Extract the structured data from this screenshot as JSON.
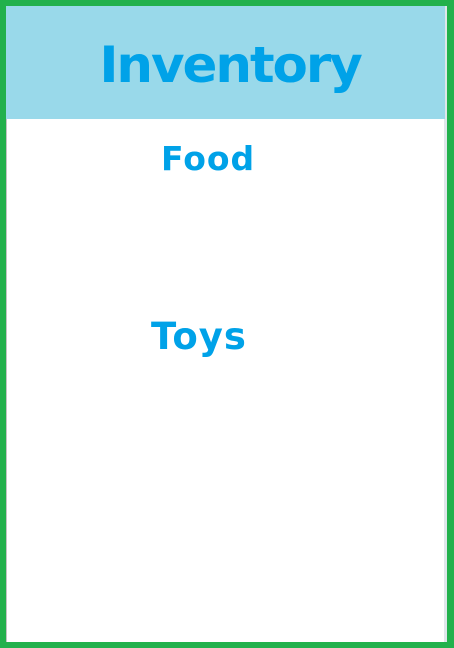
{
  "header": {
    "title": "Inventory"
  },
  "categories": [
    {
      "label": "Food"
    },
    {
      "label": "Toys"
    }
  ],
  "colors": {
    "frame_border": "#22b14c",
    "header_bg": "#99d9ea",
    "text": "#00a2e8",
    "panel_bg": "#ffffff"
  }
}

○ ○ ○

TASK INSTRUCTIONS —
Quote all the records verbatim, dropping any pictures from your copy.

SOLUTION —
Extract the structured data from this screenshot as JSON.
{
  "header": {
    "title": "Inventory"
  },
  "categories": [
    {
      "label": "Food"
    },
    {
      "label": "Toys"
    }
  ],
  "colors": {
    "frame_border": "#22b14c",
    "header_bg": "#99d9ea",
    "text": "#00a2e8",
    "panel_bg": "#ffffff"
  }
}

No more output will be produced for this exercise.